## WHAT THIS TASK INVOLVES
Reproduce every record below exactly as written, but leave out any pictures.

## RECORDS FOR THIS TASK
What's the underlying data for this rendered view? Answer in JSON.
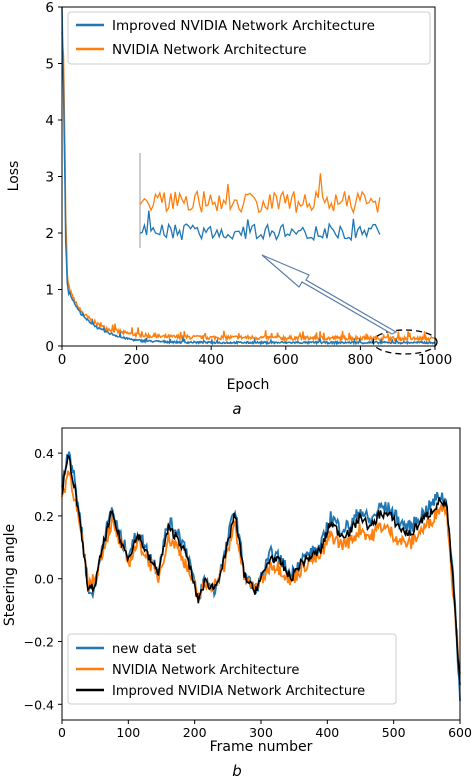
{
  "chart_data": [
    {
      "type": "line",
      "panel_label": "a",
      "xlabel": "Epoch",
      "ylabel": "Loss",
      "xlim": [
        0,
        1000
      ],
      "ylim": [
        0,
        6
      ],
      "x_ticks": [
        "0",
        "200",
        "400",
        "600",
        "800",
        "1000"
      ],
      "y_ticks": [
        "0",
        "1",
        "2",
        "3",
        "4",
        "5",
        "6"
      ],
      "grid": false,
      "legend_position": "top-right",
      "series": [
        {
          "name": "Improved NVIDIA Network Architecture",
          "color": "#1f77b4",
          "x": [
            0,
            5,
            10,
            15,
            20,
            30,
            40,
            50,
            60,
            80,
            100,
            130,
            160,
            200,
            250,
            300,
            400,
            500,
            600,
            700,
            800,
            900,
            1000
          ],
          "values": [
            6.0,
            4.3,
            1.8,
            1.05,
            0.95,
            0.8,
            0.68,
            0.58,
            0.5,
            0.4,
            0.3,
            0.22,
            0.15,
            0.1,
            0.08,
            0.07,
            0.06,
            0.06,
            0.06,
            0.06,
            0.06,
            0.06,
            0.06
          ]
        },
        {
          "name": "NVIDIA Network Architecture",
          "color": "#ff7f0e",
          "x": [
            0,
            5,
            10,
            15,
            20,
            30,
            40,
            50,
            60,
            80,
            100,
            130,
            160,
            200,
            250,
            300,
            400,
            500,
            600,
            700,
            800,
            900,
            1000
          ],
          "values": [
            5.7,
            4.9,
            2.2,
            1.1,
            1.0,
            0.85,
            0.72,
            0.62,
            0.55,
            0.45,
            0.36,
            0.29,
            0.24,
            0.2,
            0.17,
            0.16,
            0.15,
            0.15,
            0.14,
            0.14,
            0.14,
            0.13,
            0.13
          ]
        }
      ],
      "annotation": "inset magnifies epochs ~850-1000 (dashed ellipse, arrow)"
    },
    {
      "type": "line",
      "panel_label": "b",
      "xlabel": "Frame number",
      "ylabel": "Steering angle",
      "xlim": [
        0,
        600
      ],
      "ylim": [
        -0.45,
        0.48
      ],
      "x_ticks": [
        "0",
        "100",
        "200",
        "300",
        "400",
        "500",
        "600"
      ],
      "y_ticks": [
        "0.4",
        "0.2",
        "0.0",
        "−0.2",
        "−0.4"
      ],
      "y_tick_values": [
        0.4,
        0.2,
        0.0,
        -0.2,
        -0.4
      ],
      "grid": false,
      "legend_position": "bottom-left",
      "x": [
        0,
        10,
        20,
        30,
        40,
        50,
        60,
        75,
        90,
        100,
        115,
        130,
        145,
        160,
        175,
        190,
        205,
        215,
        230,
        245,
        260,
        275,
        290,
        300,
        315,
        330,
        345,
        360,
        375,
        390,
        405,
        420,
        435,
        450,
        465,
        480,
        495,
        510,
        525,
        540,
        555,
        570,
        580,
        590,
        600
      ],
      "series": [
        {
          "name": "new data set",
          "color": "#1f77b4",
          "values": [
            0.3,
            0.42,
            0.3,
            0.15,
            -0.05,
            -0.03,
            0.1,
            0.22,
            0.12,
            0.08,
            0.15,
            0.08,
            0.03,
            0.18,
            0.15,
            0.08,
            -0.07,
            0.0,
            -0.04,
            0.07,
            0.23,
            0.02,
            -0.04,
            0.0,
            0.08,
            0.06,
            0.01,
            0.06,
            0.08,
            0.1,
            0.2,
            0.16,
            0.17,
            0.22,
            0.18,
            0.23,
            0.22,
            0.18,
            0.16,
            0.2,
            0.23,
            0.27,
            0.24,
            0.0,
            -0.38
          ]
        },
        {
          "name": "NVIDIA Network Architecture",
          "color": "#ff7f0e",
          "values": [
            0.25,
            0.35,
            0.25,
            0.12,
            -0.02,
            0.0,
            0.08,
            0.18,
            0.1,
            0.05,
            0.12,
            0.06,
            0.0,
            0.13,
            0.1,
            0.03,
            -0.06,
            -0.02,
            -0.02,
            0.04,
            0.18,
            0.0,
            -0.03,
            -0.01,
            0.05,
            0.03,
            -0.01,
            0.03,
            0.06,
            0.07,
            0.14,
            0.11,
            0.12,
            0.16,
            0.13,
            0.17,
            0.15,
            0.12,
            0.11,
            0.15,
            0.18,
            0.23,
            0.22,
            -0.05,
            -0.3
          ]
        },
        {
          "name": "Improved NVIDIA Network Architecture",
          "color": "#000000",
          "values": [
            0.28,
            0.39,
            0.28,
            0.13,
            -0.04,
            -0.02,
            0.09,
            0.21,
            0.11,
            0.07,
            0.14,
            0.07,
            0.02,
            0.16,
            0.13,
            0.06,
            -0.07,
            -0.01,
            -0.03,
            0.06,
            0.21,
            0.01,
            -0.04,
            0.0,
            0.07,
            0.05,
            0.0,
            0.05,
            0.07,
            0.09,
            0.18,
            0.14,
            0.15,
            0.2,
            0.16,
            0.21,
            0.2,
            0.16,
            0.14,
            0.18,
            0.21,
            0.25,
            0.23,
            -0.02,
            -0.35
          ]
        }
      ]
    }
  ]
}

## TASK RESULT
What's the underlying data for this rendered view? Answer in JSON.
{
  "chart_data": [
    {
      "type": "line",
      "panel_label": "a",
      "xlabel": "Epoch",
      "ylabel": "Loss",
      "xlim": [
        0,
        1000
      ],
      "ylim": [
        0,
        6
      ],
      "x_ticks": [
        "0",
        "200",
        "400",
        "600",
        "800",
        "1000"
      ],
      "y_ticks": [
        "0",
        "1",
        "2",
        "3",
        "4",
        "5",
        "6"
      ],
      "grid": false,
      "legend_position": "top-right",
      "series": [
        {
          "name": "Improved NVIDIA Network Architecture",
          "color": "#1f77b4",
          "x": [
            0,
            5,
            10,
            15,
            20,
            30,
            40,
            50,
            60,
            80,
            100,
            130,
            160,
            200,
            250,
            300,
            400,
            500,
            600,
            700,
            800,
            900,
            1000
          ],
          "values": [
            6.0,
            4.3,
            1.8,
            1.05,
            0.95,
            0.8,
            0.68,
            0.58,
            0.5,
            0.4,
            0.3,
            0.22,
            0.15,
            0.1,
            0.08,
            0.07,
            0.06,
            0.06,
            0.06,
            0.06,
            0.06,
            0.06,
            0.06
          ]
        },
        {
          "name": "NVIDIA Network Architecture",
          "color": "#ff7f0e",
          "x": [
            0,
            5,
            10,
            15,
            20,
            30,
            40,
            50,
            60,
            80,
            100,
            130,
            160,
            200,
            250,
            300,
            400,
            500,
            600,
            700,
            800,
            900,
            1000
          ],
          "values": [
            5.7,
            4.9,
            2.2,
            1.1,
            1.0,
            0.85,
            0.72,
            0.62,
            0.55,
            0.45,
            0.36,
            0.29,
            0.24,
            0.2,
            0.17,
            0.16,
            0.15,
            0.15,
            0.14,
            0.14,
            0.14,
            0.13,
            0.13
          ]
        }
      ],
      "annotation": "inset magnifies epochs ~850-1000 (dashed ellipse, arrow)"
    },
    {
      "type": "line",
      "panel_label": "b",
      "xlabel": "Frame number",
      "ylabel": "Steering angle",
      "xlim": [
        0,
        600
      ],
      "ylim": [
        -0.45,
        0.48
      ],
      "x_ticks": [
        "0",
        "100",
        "200",
        "300",
        "400",
        "500",
        "600"
      ],
      "y_ticks": [
        "0.4",
        "0.2",
        "0.0",
        "−0.2",
        "−0.4"
      ],
      "y_tick_values": [
        0.4,
        0.2,
        0.0,
        -0.2,
        -0.4
      ],
      "grid": false,
      "legend_position": "bottom-left",
      "x": [
        0,
        10,
        20,
        30,
        40,
        50,
        60,
        75,
        90,
        100,
        115,
        130,
        145,
        160,
        175,
        190,
        205,
        215,
        230,
        245,
        260,
        275,
        290,
        300,
        315,
        330,
        345,
        360,
        375,
        390,
        405,
        420,
        435,
        450,
        465,
        480,
        495,
        510,
        525,
        540,
        555,
        570,
        580,
        590,
        600
      ],
      "series": [
        {
          "name": "new data set",
          "color": "#1f77b4",
          "values": [
            0.3,
            0.42,
            0.3,
            0.15,
            -0.05,
            -0.03,
            0.1,
            0.22,
            0.12,
            0.08,
            0.15,
            0.08,
            0.03,
            0.18,
            0.15,
            0.08,
            -0.07,
            0.0,
            -0.04,
            0.07,
            0.23,
            0.02,
            -0.04,
            0.0,
            0.08,
            0.06,
            0.01,
            0.06,
            0.08,
            0.1,
            0.2,
            0.16,
            0.17,
            0.22,
            0.18,
            0.23,
            0.22,
            0.18,
            0.16,
            0.2,
            0.23,
            0.27,
            0.24,
            0.0,
            -0.38
          ]
        },
        {
          "name": "NVIDIA Network Architecture",
          "color": "#ff7f0e",
          "values": [
            0.25,
            0.35,
            0.25,
            0.12,
            -0.02,
            0.0,
            0.08,
            0.18,
            0.1,
            0.05,
            0.12,
            0.06,
            0.0,
            0.13,
            0.1,
            0.03,
            -0.06,
            -0.02,
            -0.02,
            0.04,
            0.18,
            0.0,
            -0.03,
            -0.01,
            0.05,
            0.03,
            -0.01,
            0.03,
            0.06,
            0.07,
            0.14,
            0.11,
            0.12,
            0.16,
            0.13,
            0.17,
            0.15,
            0.12,
            0.11,
            0.15,
            0.18,
            0.23,
            0.22,
            -0.05,
            -0.3
          ]
        },
        {
          "name": "Improved NVIDIA Network Architecture",
          "color": "#000000",
          "values": [
            0.28,
            0.39,
            0.28,
            0.13,
            -0.04,
            -0.02,
            0.09,
            0.21,
            0.11,
            0.07,
            0.14,
            0.07,
            0.02,
            0.16,
            0.13,
            0.06,
            -0.07,
            -0.01,
            -0.03,
            0.06,
            0.21,
            0.01,
            -0.04,
            0.0,
            0.07,
            0.05,
            0.0,
            0.05,
            0.07,
            0.09,
            0.18,
            0.14,
            0.15,
            0.2,
            0.16,
            0.21,
            0.2,
            0.16,
            0.14,
            0.18,
            0.21,
            0.25,
            0.23,
            -0.02,
            -0.35
          ]
        }
      ]
    }
  ]
}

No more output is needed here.